Saved data entries

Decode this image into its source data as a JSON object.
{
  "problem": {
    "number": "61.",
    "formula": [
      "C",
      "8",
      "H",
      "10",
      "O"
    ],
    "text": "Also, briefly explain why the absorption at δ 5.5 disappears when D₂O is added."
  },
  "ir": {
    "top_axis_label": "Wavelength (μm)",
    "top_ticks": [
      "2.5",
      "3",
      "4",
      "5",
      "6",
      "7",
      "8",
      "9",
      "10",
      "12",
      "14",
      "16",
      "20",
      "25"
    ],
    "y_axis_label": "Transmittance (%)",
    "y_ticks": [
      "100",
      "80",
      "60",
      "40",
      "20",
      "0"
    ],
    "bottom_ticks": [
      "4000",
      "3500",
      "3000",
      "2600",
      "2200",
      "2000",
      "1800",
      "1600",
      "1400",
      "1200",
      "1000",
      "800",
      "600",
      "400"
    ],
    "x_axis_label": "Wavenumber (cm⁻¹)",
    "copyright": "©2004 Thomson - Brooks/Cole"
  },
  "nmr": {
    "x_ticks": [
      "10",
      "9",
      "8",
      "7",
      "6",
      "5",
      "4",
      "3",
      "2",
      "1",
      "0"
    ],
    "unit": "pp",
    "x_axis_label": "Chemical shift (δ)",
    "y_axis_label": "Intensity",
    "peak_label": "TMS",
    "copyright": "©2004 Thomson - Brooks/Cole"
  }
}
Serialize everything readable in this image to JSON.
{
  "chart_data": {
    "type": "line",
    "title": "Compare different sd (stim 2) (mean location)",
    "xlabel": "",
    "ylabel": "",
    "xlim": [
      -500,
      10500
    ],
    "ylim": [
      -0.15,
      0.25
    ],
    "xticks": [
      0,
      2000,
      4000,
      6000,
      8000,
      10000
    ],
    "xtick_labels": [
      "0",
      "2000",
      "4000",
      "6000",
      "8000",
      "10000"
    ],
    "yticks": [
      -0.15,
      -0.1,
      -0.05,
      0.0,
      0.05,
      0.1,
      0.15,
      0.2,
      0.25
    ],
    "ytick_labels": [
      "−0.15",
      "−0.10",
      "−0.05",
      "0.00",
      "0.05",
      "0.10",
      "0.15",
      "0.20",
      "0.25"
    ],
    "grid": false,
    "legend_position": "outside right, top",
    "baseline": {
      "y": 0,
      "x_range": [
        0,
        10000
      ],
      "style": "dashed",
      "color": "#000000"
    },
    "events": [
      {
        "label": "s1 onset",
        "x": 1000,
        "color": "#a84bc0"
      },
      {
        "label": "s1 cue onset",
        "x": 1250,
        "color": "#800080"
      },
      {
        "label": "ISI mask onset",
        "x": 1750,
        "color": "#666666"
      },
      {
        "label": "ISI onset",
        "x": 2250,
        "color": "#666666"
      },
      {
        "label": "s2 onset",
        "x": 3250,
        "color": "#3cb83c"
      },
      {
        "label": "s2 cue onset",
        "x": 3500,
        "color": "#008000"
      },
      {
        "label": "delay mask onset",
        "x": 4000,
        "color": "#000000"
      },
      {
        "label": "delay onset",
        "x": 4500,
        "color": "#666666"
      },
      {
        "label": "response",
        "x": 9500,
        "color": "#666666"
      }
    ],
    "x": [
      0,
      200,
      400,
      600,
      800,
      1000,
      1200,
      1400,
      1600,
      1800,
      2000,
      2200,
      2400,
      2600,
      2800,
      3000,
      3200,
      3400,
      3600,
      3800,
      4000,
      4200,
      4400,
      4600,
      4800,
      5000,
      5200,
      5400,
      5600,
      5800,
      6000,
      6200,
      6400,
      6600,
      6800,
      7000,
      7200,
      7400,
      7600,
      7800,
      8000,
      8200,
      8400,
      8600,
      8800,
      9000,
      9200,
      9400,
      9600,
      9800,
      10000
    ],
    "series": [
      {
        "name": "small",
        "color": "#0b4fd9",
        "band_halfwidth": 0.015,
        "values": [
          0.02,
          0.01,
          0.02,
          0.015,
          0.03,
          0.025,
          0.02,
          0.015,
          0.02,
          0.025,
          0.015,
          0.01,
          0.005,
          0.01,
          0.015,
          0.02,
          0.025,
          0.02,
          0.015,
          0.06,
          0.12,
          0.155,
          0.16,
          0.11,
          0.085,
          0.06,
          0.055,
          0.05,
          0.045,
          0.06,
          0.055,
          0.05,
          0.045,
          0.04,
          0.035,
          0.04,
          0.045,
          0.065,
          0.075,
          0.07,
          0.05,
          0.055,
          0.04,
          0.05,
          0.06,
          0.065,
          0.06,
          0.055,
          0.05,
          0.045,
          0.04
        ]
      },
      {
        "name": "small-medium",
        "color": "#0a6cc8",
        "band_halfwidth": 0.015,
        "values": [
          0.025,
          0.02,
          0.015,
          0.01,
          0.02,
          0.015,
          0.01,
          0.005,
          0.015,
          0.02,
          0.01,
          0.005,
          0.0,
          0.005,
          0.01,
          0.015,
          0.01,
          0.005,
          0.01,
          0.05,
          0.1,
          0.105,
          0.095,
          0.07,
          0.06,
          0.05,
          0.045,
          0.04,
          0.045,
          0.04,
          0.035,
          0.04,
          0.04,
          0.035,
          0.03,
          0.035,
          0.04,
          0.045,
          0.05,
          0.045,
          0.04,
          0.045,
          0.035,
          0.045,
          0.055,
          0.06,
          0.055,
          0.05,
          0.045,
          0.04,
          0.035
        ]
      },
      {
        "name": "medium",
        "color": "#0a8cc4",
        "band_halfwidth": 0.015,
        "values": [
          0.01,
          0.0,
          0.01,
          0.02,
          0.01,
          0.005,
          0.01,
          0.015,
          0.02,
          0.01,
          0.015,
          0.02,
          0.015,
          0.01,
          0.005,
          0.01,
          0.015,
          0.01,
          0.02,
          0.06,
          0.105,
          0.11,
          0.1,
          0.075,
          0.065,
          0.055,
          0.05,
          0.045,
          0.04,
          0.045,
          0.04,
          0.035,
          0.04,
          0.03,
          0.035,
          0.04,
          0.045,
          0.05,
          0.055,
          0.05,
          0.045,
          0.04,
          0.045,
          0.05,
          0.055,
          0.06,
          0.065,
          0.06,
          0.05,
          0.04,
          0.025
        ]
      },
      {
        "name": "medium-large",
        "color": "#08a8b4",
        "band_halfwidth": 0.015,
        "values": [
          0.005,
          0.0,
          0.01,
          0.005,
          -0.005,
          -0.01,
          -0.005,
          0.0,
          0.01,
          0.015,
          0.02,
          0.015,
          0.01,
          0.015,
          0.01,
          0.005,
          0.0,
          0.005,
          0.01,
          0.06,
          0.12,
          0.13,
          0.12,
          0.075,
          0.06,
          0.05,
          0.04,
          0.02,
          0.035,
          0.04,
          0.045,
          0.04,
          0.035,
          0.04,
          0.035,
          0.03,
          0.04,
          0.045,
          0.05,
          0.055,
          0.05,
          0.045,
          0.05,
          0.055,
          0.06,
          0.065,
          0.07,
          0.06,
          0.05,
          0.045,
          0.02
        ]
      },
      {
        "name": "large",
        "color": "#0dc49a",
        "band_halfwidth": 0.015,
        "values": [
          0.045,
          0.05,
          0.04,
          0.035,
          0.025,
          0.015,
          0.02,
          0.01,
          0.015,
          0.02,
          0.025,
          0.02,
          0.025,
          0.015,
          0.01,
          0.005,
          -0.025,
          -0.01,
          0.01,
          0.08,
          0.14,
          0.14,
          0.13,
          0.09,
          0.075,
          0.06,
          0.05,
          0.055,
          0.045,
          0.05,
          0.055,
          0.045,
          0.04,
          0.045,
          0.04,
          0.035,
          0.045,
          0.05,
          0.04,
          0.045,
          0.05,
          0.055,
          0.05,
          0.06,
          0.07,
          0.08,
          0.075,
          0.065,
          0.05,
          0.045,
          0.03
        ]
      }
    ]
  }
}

## Request
Everything in the listing above should be restated exactly.

## Task output
Decode this image into its source data as a JSON object.
{
  "problem": {
    "number": "61.",
    "formula": [
      "C",
      "8",
      "H",
      "10",
      "O"
    ],
    "text": "Also, briefly explain why the absorption at δ 5.5 disappears when D₂O is added."
  },
  "ir": {
    "top_axis_label": "Wavelength (μm)",
    "top_ticks": [
      "2.5",
      "3",
      "4",
      "5",
      "6",
      "7",
      "8",
      "9",
      "10",
      "12",
      "14",
      "16",
      "20",
      "25"
    ],
    "y_axis_label": "Transmittance (%)",
    "y_ticks": [
      "100",
      "80",
      "60",
      "40",
      "20",
      "0"
    ],
    "bottom_ticks": [
      "4000",
      "3500",
      "3000",
      "2600",
      "2200",
      "2000",
      "1800",
      "1600",
      "1400",
      "1200",
      "1000",
      "800",
      "600",
      "400"
    ],
    "x_axis_label": "Wavenumber (cm⁻¹)",
    "copyright": "©2004 Thomson - Brooks/Cole"
  },
  "nmr": {
    "x_ticks": [
      "10",
      "9",
      "8",
      "7",
      "6",
      "5",
      "4",
      "3",
      "2",
      "1",
      "0"
    ],
    "unit": "pp",
    "x_axis_label": "Chemical shift (δ)",
    "y_axis_label": "Intensity",
    "peak_label": "TMS",
    "copyright": "©2004 Thomson - Brooks/Cole"
  }
}
Serialize everything readable in this image to JSON.
{
  "chart_data": {
    "type": "line",
    "title": "Compare different sd (stim 2) (mean location)",
    "xlabel": "",
    "ylabel": "",
    "xlim": [
      -500,
      10500
    ],
    "ylim": [
      -0.15,
      0.25
    ],
    "xticks": [
      0,
      2000,
      4000,
      6000,
      8000,
      10000
    ],
    "xtick_labels": [
      "0",
      "2000",
      "4000",
      "6000",
      "8000",
      "10000"
    ],
    "yticks": [
      -0.15,
      -0.1,
      -0.05,
      0.0,
      0.05,
      0.1,
      0.15,
      0.2,
      0.25
    ],
    "ytick_labels": [
      "−0.15",
      "−0.10",
      "−0.05",
      "0.00",
      "0.05",
      "0.10",
      "0.15",
      "0.20",
      "0.25"
    ],
    "grid": false,
    "legend_position": "outside right, top",
    "baseline": {
      "y": 0,
      "x_range": [
        0,
        10000
      ],
      "style": "dashed",
      "color": "#000000"
    },
    "events": [
      {
        "label": "s1 onset",
        "x": 1000,
        "color": "#a84bc0"
      },
      {
        "label": "s1 cue onset",
        "x": 1250,
        "color": "#800080"
      },
      {
        "label": "ISI mask onset",
        "x": 1750,
        "color": "#666666"
      },
      {
        "label": "ISI onset",
        "x": 2250,
        "color": "#666666"
      },
      {
        "label": "s2 onset",
        "x": 3250,
        "color": "#3cb83c"
      },
      {
        "label": "s2 cue onset",
        "x": 3500,
        "color": "#008000"
      },
      {
        "label": "delay mask onset",
        "x": 4000,
        "color": "#000000"
      },
      {
        "label": "delay onset",
        "x": 4500,
        "color": "#666666"
      },
      {
        "label": "response",
        "x": 9500,
        "color": "#666666"
      }
    ],
    "x": [
      0,
      200,
      400,
      600,
      800,
      1000,
      1200,
      1400,
      1600,
      1800,
      2000,
      2200,
      2400,
      2600,
      2800,
      3000,
      3200,
      3400,
      3600,
      3800,
      4000,
      4200,
      4400,
      4600,
      4800,
      5000,
      5200,
      5400,
      5600,
      5800,
      6000,
      6200,
      6400,
      6600,
      6800,
      7000,
      7200,
      7400,
      7600,
      7800,
      8000,
      8200,
      8400,
      8600,
      8800,
      9000,
      9200,
      9400,
      9600,
      9800,
      10000
    ],
    "series": [
      {
        "name": "small",
        "color": "#0b4fd9",
        "band_halfwidth": 0.015,
        "values": [
          0.02,
          0.01,
          0.02,
          0.015,
          0.03,
          0.025,
          0.02,
          0.015,
          0.02,
          0.025,
          0.015,
          0.01,
          0.005,
          0.01,
          0.015,
          0.02,
          0.025,
          0.02,
          0.015,
          0.06,
          0.12,
          0.155,
          0.16,
          0.11,
          0.085,
          0.06,
          0.055,
          0.05,
          0.045,
          0.06,
          0.055,
          0.05,
          0.045,
          0.04,
          0.035,
          0.04,
          0.045,
          0.065,
          0.075,
          0.07,
          0.05,
          0.055,
          0.04,
          0.05,
          0.06,
          0.065,
          0.06,
          0.055,
          0.05,
          0.045,
          0.04
        ]
      },
      {
        "name": "small-medium",
        "color": "#0a6cc8",
        "band_halfwidth": 0.015,
        "values": [
          0.025,
          0.02,
          0.015,
          0.01,
          0.02,
          0.015,
          0.01,
          0.005,
          0.015,
          0.02,
          0.01,
          0.005,
          0.0,
          0.005,
          0.01,
          0.015,
          0.01,
          0.005,
          0.01,
          0.05,
          0.1,
          0.105,
          0.095,
          0.07,
          0.06,
          0.05,
          0.045,
          0.04,
          0.045,
          0.04,
          0.035,
          0.04,
          0.04,
          0.035,
          0.03,
          0.035,
          0.04,
          0.045,
          0.05,
          0.045,
          0.04,
          0.045,
          0.035,
          0.045,
          0.055,
          0.06,
          0.055,
          0.05,
          0.045,
          0.04,
          0.035
        ]
      },
      {
        "name": "medium",
        "color": "#0a8cc4",
        "band_halfwidth": 0.015,
        "values": [
          0.01,
          0.0,
          0.01,
          0.02,
          0.01,
          0.005,
          0.01,
          0.015,
          0.02,
          0.01,
          0.015,
          0.02,
          0.015,
          0.01,
          0.005,
          0.01,
          0.015,
          0.01,
          0.02,
          0.06,
          0.105,
          0.11,
          0.1,
          0.075,
          0.065,
          0.055,
          0.05,
          0.045,
          0.04,
          0.045,
          0.04,
          0.035,
          0.04,
          0.03,
          0.035,
          0.04,
          0.045,
          0.05,
          0.055,
          0.05,
          0.045,
          0.04,
          0.045,
          0.05,
          0.055,
          0.06,
          0.065,
          0.06,
          0.05,
          0.04,
          0.025
        ]
      },
      {
        "name": "medium-large",
        "color": "#08a8b4",
        "band_halfwidth": 0.015,
        "values": [
          0.005,
          0.0,
          0.01,
          0.005,
          -0.005,
          -0.01,
          -0.005,
          0.0,
          0.01,
          0.015,
          0.02,
          0.015,
          0.01,
          0.015,
          0.01,
          0.005,
          0.0,
          0.005,
          0.01,
          0.06,
          0.12,
          0.13,
          0.12,
          0.075,
          0.06,
          0.05,
          0.04,
          0.02,
          0.035,
          0.04,
          0.045,
          0.04,
          0.035,
          0.04,
          0.035,
          0.03,
          0.04,
          0.045,
          0.05,
          0.055,
          0.05,
          0.045,
          0.05,
          0.055,
          0.06,
          0.065,
          0.07,
          0.06,
          0.05,
          0.045,
          0.02
        ]
      },
      {
        "name": "large",
        "color": "#0dc49a",
        "band_halfwidth": 0.015,
        "values": [
          0.045,
          0.05,
          0.04,
          0.035,
          0.025,
          0.015,
          0.02,
          0.01,
          0.015,
          0.02,
          0.025,
          0.02,
          0.025,
          0.015,
          0.01,
          0.005,
          -0.025,
          -0.01,
          0.01,
          0.08,
          0.14,
          0.14,
          0.13,
          0.09,
          0.075,
          0.06,
          0.05,
          0.055,
          0.045,
          0.05,
          0.055,
          0.045,
          0.04,
          0.045,
          0.04,
          0.035,
          0.045,
          0.05,
          0.04,
          0.045,
          0.05,
          0.055,
          0.05,
          0.06,
          0.07,
          0.08,
          0.075,
          0.065,
          0.05,
          0.045,
          0.03
        ]
      }
    ]
  }
}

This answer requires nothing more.